**Work instructions**
Every entry that follows should be reproduced exactly.

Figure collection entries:
------------------------------

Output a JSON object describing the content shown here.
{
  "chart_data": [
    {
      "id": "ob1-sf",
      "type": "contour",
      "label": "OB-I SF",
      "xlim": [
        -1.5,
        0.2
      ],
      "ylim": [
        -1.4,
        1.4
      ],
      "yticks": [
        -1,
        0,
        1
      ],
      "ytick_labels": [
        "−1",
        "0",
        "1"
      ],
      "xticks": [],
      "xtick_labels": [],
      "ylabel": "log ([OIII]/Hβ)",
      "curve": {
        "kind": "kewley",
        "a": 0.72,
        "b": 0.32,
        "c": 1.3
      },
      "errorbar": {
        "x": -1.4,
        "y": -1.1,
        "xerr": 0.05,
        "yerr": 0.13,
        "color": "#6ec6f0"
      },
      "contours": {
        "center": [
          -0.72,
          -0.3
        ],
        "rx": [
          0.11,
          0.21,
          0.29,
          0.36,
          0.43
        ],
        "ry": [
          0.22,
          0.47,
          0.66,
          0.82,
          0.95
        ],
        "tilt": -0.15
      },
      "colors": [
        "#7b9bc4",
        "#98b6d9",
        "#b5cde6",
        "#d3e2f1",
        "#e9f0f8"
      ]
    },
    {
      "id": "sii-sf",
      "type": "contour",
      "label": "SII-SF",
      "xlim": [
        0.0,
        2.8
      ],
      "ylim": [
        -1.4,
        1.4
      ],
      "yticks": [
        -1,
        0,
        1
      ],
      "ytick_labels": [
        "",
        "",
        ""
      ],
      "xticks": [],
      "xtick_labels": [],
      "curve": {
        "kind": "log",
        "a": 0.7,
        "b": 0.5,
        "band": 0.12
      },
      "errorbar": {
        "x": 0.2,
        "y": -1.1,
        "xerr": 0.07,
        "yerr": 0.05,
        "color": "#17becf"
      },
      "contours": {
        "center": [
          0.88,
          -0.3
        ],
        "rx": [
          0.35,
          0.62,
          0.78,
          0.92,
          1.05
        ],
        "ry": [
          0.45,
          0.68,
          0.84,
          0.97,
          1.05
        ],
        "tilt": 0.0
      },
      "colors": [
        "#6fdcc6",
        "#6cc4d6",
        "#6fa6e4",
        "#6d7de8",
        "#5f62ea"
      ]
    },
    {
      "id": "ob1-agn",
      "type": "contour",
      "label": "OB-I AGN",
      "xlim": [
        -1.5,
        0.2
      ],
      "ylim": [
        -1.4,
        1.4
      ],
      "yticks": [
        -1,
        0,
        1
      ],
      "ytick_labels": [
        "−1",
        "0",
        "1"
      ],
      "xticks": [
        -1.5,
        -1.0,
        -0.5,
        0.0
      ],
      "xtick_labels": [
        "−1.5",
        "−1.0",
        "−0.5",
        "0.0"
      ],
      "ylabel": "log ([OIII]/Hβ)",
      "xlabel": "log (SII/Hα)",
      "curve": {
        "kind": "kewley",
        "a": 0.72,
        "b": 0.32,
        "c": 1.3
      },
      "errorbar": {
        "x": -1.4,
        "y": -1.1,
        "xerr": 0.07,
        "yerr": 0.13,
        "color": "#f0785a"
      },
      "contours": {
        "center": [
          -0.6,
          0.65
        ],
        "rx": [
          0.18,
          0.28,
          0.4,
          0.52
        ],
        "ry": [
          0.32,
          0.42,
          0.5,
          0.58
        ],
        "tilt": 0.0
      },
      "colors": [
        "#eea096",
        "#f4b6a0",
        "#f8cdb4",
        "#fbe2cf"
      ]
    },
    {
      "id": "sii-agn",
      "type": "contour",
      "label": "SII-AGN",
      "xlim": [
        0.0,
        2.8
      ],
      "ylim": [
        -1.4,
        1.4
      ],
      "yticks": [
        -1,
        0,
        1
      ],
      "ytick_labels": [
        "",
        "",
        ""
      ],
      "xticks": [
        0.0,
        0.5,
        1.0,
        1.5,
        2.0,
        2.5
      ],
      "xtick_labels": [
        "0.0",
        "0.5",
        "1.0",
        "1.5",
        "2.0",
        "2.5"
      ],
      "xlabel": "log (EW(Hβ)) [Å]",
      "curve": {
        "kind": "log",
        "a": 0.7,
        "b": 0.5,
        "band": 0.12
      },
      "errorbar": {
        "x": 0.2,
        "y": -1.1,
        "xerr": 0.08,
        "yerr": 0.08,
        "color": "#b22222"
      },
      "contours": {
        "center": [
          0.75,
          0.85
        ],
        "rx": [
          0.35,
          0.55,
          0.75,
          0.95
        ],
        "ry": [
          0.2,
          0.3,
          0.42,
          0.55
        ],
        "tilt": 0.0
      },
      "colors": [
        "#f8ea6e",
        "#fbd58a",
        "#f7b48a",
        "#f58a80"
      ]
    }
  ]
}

------------------------------

**Exercise answer**
Output a JSON object describing the content shown here.
{
  "chart_data": [
    {
      "id": "ob1-sf",
      "type": "contour",
      "label": "OB-I SF",
      "xlim": [
        -1.5,
        0.2
      ],
      "ylim": [
        -1.4,
        1.4
      ],
      "yticks": [
        -1,
        0,
        1
      ],
      "ytick_labels": [
        "−1",
        "0",
        "1"
      ],
      "xticks": [],
      "xtick_labels": [],
      "ylabel": "log ([OIII]/Hβ)",
      "curve": {
        "kind": "kewley",
        "a": 0.72,
        "b": 0.32,
        "c": 1.3
      },
      "errorbar": {
        "x": -1.4,
        "y": -1.1,
        "xerr": 0.05,
        "yerr": 0.13,
        "color": "#6ec6f0"
      },
      "contours": {
        "center": [
          -0.72,
          -0.3
        ],
        "rx": [
          0.11,
          0.21,
          0.29,
          0.36,
          0.43
        ],
        "ry": [
          0.22,
          0.47,
          0.66,
          0.82,
          0.95
        ],
        "tilt": -0.15
      },
      "colors": [
        "#7b9bc4",
        "#98b6d9",
        "#b5cde6",
        "#d3e2f1",
        "#e9f0f8"
      ]
    },
    {
      "id": "sii-sf",
      "type": "contour",
      "label": "SII-SF",
      "xlim": [
        0.0,
        2.8
      ],
      "ylim": [
        -1.4,
        1.4
      ],
      "yticks": [
        -1,
        0,
        1
      ],
      "ytick_labels": [
        "",
        "",
        ""
      ],
      "xticks": [],
      "xtick_labels": [],
      "curve": {
        "kind": "log",
        "a": 0.7,
        "b": 0.5,
        "band": 0.12
      },
      "errorbar": {
        "x": 0.2,
        "y": -1.1,
        "xerr": 0.07,
        "yerr": 0.05,
        "color": "#17becf"
      },
      "contours": {
        "center": [
          0.88,
          -0.3
        ],
        "rx": [
          0.35,
          0.62,
          0.78,
          0.92,
          1.05
        ],
        "ry": [
          0.45,
          0.68,
          0.84,
          0.97,
          1.05
        ],
        "tilt": 0.0
      },
      "colors": [
        "#6fdcc6",
        "#6cc4d6",
        "#6fa6e4",
        "#6d7de8",
        "#5f62ea"
      ]
    },
    {
      "id": "ob1-agn",
      "type": "contour",
      "label": "OB-I AGN",
      "xlim": [
        -1.5,
        0.2
      ],
      "ylim": [
        -1.4,
        1.4
      ],
      "yticks": [
        -1,
        0,
        1
      ],
      "ytick_labels": [
        "−1",
        "0",
        "1"
      ],
      "xticks": [
        -1.5,
        -1.0,
        -0.5,
        0.0
      ],
      "xtick_labels": [
        "−1.5",
        "−1.0",
        "−0.5",
        "0.0"
      ],
      "ylabel": "log ([OIII]/Hβ)",
      "xlabel": "log (SII/Hα)",
      "curve": {
        "kind": "kewley",
        "a": 0.72,
        "b": 0.32,
        "c": 1.3
      },
      "errorbar": {
        "x": -1.4,
        "y": -1.1,
        "xerr": 0.07,
        "yerr": 0.13,
        "color": "#f0785a"
      },
      "contours": {
        "center": [
          -0.6,
          0.65
        ],
        "rx": [
          0.18,
          0.28,
          0.4,
          0.52
        ],
        "ry": [
          0.32,
          0.42,
          0.5,
          0.58
        ],
        "tilt": 0.0
      },
      "colors": [
        "#eea096",
        "#f4b6a0",
        "#f8cdb4",
        "#fbe2cf"
      ]
    },
    {
      "id": "sii-agn",
      "type": "contour",
      "label": "SII-AGN",
      "xlim": [
        0.0,
        2.8
      ],
      "ylim": [
        -1.4,
        1.4
      ],
      "yticks": [
        -1,
        0,
        1
      ],
      "ytick_labels": [
        "",
        "",
        ""
      ],
      "xticks": [
        0.0,
        0.5,
        1.0,
        1.5,
        2.0,
        2.5
      ],
      "xtick_labels": [
        "0.0",
        "0.5",
        "1.0",
        "1.5",
        "2.0",
        "2.5"
      ],
      "xlabel": "log (EW(Hβ)) [Å]",
      "curve": {
        "kind": "log",
        "a": 0.7,
        "b": 0.5,
        "band": 0.12
      },
      "errorbar": {
        "x": 0.2,
        "y": -1.1,
        "xerr": 0.08,
        "yerr": 0.08,
        "color": "#b22222"
      },
      "contours": {
        "center": [
          0.75,
          0.85
        ],
        "rx": [
          0.35,
          0.55,
          0.75,
          0.95
        ],
        "ry": [
          0.2,
          0.3,
          0.42,
          0.55
        ],
        "tilt": 0.0
      },
      "colors": [
        "#f8ea6e",
        "#fbd58a",
        "#f7b48a",
        "#f58a80"
      ]
    }
  ]
}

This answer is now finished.